→ Stated problem:
The records below are to be copied word for word, with every picture left out.

→ Task input:
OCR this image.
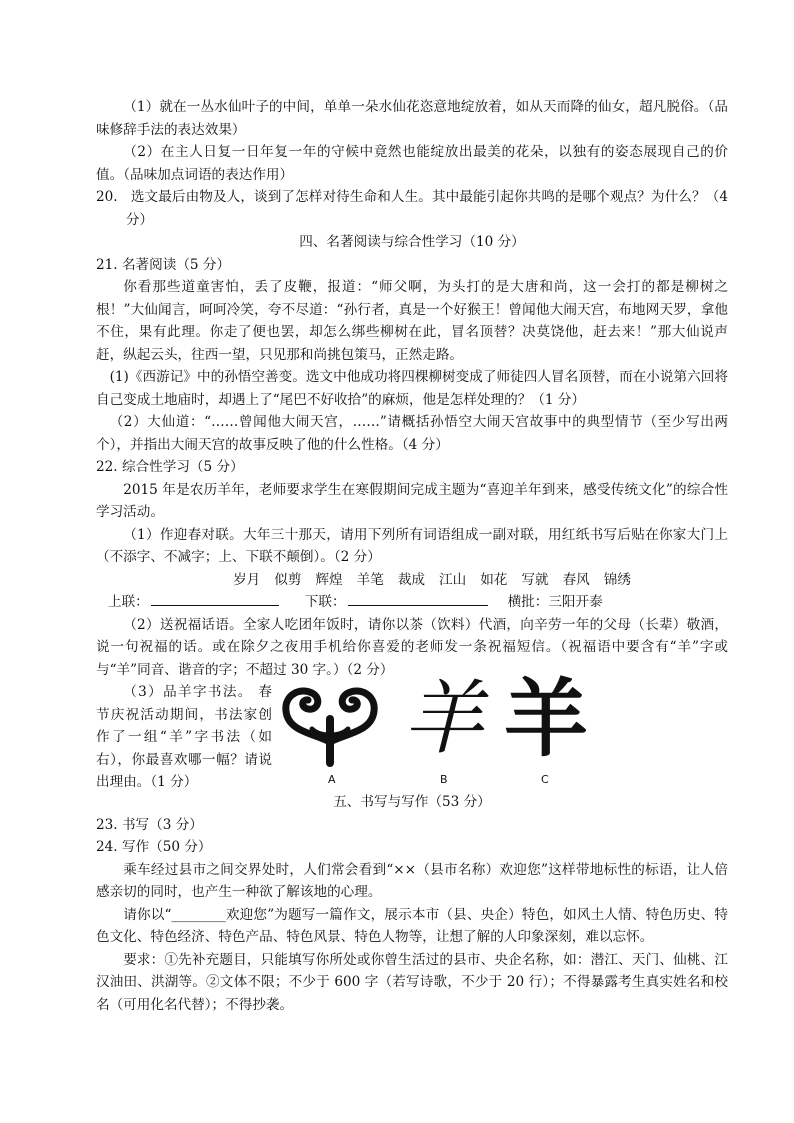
（1）就在一丛水仙叶子的中间，单单一朵水仙花恣意地绽放着，如从天而降的仙女，超凡脱俗。（品味修辞手法的表达效果）

（2）在主人日复一日年复一年的守候中竟然也能绽放出最美的花朵，以独有的姿态展现自己的价值。（品味加点词语的表达作用）

20. 选文最后由物及人，谈到了怎样对待生命和人生。其中最能引起你共鸣的是哪个观点？为什么？（4分）

四、名著阅读与综合性学习（10 分）

21. 名著阅读（5 分）

你看那些道童害怕，丢了皮鞭，报道：“师父啊，为头打的是大唐和尚，这一会打的都是柳树之根！”大仙闻言，呵呵冷笑，夸不尽道：“孙行者，真是一个好猴王！曾闻他大闹天宫，布地网天罗，拿他不住，果有此理。你走了便也罢，却怎么绑些柳树在此，冒名顶替？决莫饶他，赶去来！”那大仙说声赶，纵起云头，往西一望，只见那和尚挑包策马，正然走路。

(1)《西游记》中的孙悟空善变。选文中他成功将四棵柳树变成了师徒四人冒名顶替，而在小说第六回将自己变成土地庙时，却遇上了“尾巴不好收拾”的麻烦，他是怎样处理的？（1 分）

（2）大仙道：“……曾闻他大闹天宫，……”请概括孙悟空大闹天宫故事中的典型情节（至少写出两个），并指出大闹天宫的故事反映了他的什么性格。（4 分）

22. 综合性学习（5 分）

2015 年是农历羊年，老师要求学生在寒假期间完成主题为“喜迎羊年到来，感受传统文化”的综合性学习活动。

（1）作迎春对联。大年三十那天，请用下列所有词语组成一副对联，用红纸书写后贴在你家大门上（不添字、不减字；上、下联不颠倒）。（2 分）

岁月 似剪 辉煌 羊笔 裁成 江山 如花 写就 春风 锦绣
上联：	下联：	横批：三阳开泰

（2）送祝福话语。全家人吃团年饭时，请你以茶（饮料）代酒，向辛劳一年的父母（长辈）敬酒，说一句祝福的话。或在除夕之夜用手机给你喜爱的老师发一条祝福短信。（祝福语中要含有“羊”字或与“羊”同音、谐音的字；不超过 30 字。）（2 分）

（3）品羊字书法。 春节庆祝活动期间，书法家创作了一组“羊”字书法（如右），你最喜欢哪一幅？请说出理由。（1 分）

羊 羊
A	B	C

五、书写与写作（53 分）

23. 书写（3 分）

24. 写作（50 分）

乘车经过县市之间交界处时，人们常会看到“××（县市名称）欢迎您”这样带地标性的标语，让人倍感亲切的同时，也产生一种欲了解该地的心理。

请你以“________欢迎您”为题写一篇作文，展示本市（县、央企）特色，如风土人情、特色历史、特色文化、特色经济、特色产品、特色风景、特色人物等，让想了解的人印象深刻，难以忘怀。

要求：①先补充题目，只能填写你所处或你曾生活过的县市、央企名称，如：潜江、天门、仙桃、江汉油田、洪湖等。②文体不限；不少于 600 字（若写诗歌，不少于 20 行）；不得暴露考生真实姓名和校名（可用化名代替）；不得抄袭。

→ Answer for the task:
OCR this image.
（1）就在一丛水仙叶子的中间，单单一朵水仙花恣意地绽放着，如从天而降的仙女，超凡脱俗。（品味修辞手法的表达效果）

（2）在主人日复一日年复一年的守候中竟然也能绽放出最美的花朵，以独有的姿态展现自己的价值。（品味加点词语的表达作用）

20. 选文最后由物及人，谈到了怎样对待生命和人生。其中最能引起你共鸣的是哪个观点？为什么？（4分）

四、名著阅读与综合性学习（10 分）

21. 名著阅读（5 分）

你看那些道童害怕，丢了皮鞭，报道：“师父啊，为头打的是大唐和尚，这一会打的都是柳树之根！”大仙闻言，呵呵冷笑，夸不尽道：“孙行者，真是一个好猴王！曾闻他大闹天宫，布地网天罗，拿他不住，果有此理。你走了便也罢，却怎么绑些柳树在此，冒名顶替？决莫饶他，赶去来！”那大仙说声赶，纵起云头，往西一望，只见那和尚挑包策马，正然走路。

(1)《西游记》中的孙悟空善变。选文中他成功将四棵柳树变成了师徒四人冒名顶替，而在小说第六回将自己变成土地庙时，却遇上了“尾巴不好收拾”的麻烦，他是怎样处理的？（1 分）

（2）大仙道：“……曾闻他大闹天宫，……”请概括孙悟空大闹天宫故事中的典型情节（至少写出两个），并指出大闹天宫的故事反映了他的什么性格。（4 分）

22. 综合性学习（5 分）

2015 年是农历羊年，老师要求学生在寒假期间完成主题为“喜迎羊年到来，感受传统文化”的综合性学习活动。

（1）作迎春对联。大年三十那天，请用下列所有词语组成一副对联，用红纸书写后贴在你家大门上（不添字、不减字；上、下联不颠倒）。（2 分）

岁月 似剪 辉煌 羊笔 裁成 江山 如花 写就 春风 锦绣
上联：	下联：	横批：三阳开泰

（2）送祝福话语。全家人吃团年饭时，请你以茶（饮料）代酒，向辛劳一年的父母（长辈）敬酒，说一句祝福的话。或在除夕之夜用手机给你喜爱的老师发一条祝福短信。（祝福语中要含有“羊”字或与“羊”同音、谐音的字；不超过 30 字。）（2 分）

（3）品羊字书法。 春节庆祝活动期间，书法家创作了一组“羊”字书法（如右），你最喜欢哪一幅？请说出理由。（1 分）

羊 羊
A	B	C

五、书写与写作（53 分）

23. 书写（3 分）

24. 写作（50 分）

乘车经过县市之间交界处时，人们常会看到“××（县市名称）欢迎您”这样带地标性的标语，让人倍感亲切的同时，也产生一种欲了解该地的心理。

请你以“________欢迎您”为题写一篇作文，展示本市（县、央企）特色，如风土人情、特色历史、特色文化、特色经济、特色产品、特色风景、特色人物等，让想了解的人印象深刻，难以忘怀。

要求：①先补充题目，只能填写你所处或你曾生活过的县市、央企名称，如：潜江、天门、仙桃、江汉油田、洪湖等。②文体不限；不少于 600 字（若写诗歌，不少于 20 行）；不得暴露考生真实姓名和校名（可用化名代替）；不得抄袭。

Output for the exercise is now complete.